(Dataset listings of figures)
********************

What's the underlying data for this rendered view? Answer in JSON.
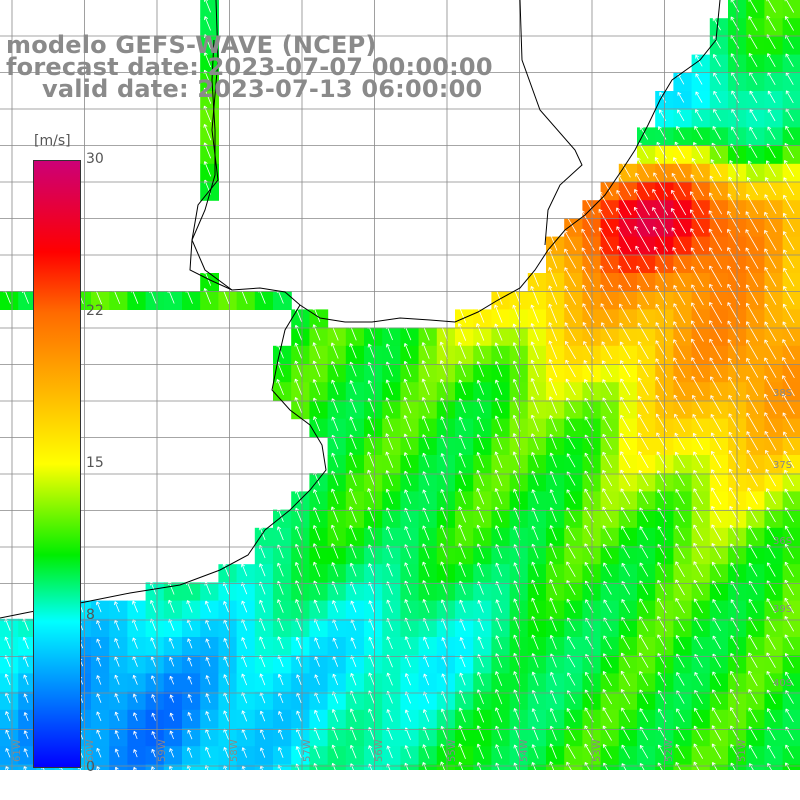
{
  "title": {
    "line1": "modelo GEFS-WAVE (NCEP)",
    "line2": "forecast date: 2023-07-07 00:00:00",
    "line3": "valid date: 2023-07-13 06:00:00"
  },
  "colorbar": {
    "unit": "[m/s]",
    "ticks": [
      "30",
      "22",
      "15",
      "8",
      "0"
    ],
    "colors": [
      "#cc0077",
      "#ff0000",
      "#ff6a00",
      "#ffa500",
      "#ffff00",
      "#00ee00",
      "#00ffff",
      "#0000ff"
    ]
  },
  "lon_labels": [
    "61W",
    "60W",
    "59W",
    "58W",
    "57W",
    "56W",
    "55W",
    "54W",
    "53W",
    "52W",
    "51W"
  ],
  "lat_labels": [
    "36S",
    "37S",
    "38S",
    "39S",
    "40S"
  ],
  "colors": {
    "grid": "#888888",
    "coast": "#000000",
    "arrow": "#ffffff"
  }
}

********************

### WORK INSTRUCTIONS:
Quote the records above in full, dropping each picture.

### ANSWER TO THIS EXERCISE:
What's the underlying data for this rendered view? Answer in JSON.
{
  "title": {
    "line1": "modelo GEFS-WAVE (NCEP)",
    "line2": "forecast date: 2023-07-07 00:00:00",
    "line3": "valid date: 2023-07-13 06:00:00"
  },
  "colorbar": {
    "unit": "[m/s]",
    "ticks": [
      "30",
      "22",
      "15",
      "8",
      "0"
    ],
    "colors": [
      "#cc0077",
      "#ff0000",
      "#ff6a00",
      "#ffa500",
      "#ffff00",
      "#00ee00",
      "#00ffff",
      "#0000ff"
    ]
  },
  "lon_labels": [
    "61W",
    "60W",
    "59W",
    "58W",
    "57W",
    "56W",
    "55W",
    "54W",
    "53W",
    "52W",
    "51W"
  ],
  "lat_labels": [
    "36S",
    "37S",
    "38S",
    "39S",
    "40S"
  ],
  "colors": {
    "grid": "#888888",
    "coast": "#000000",
    "arrow": "#ffffff"
  }
}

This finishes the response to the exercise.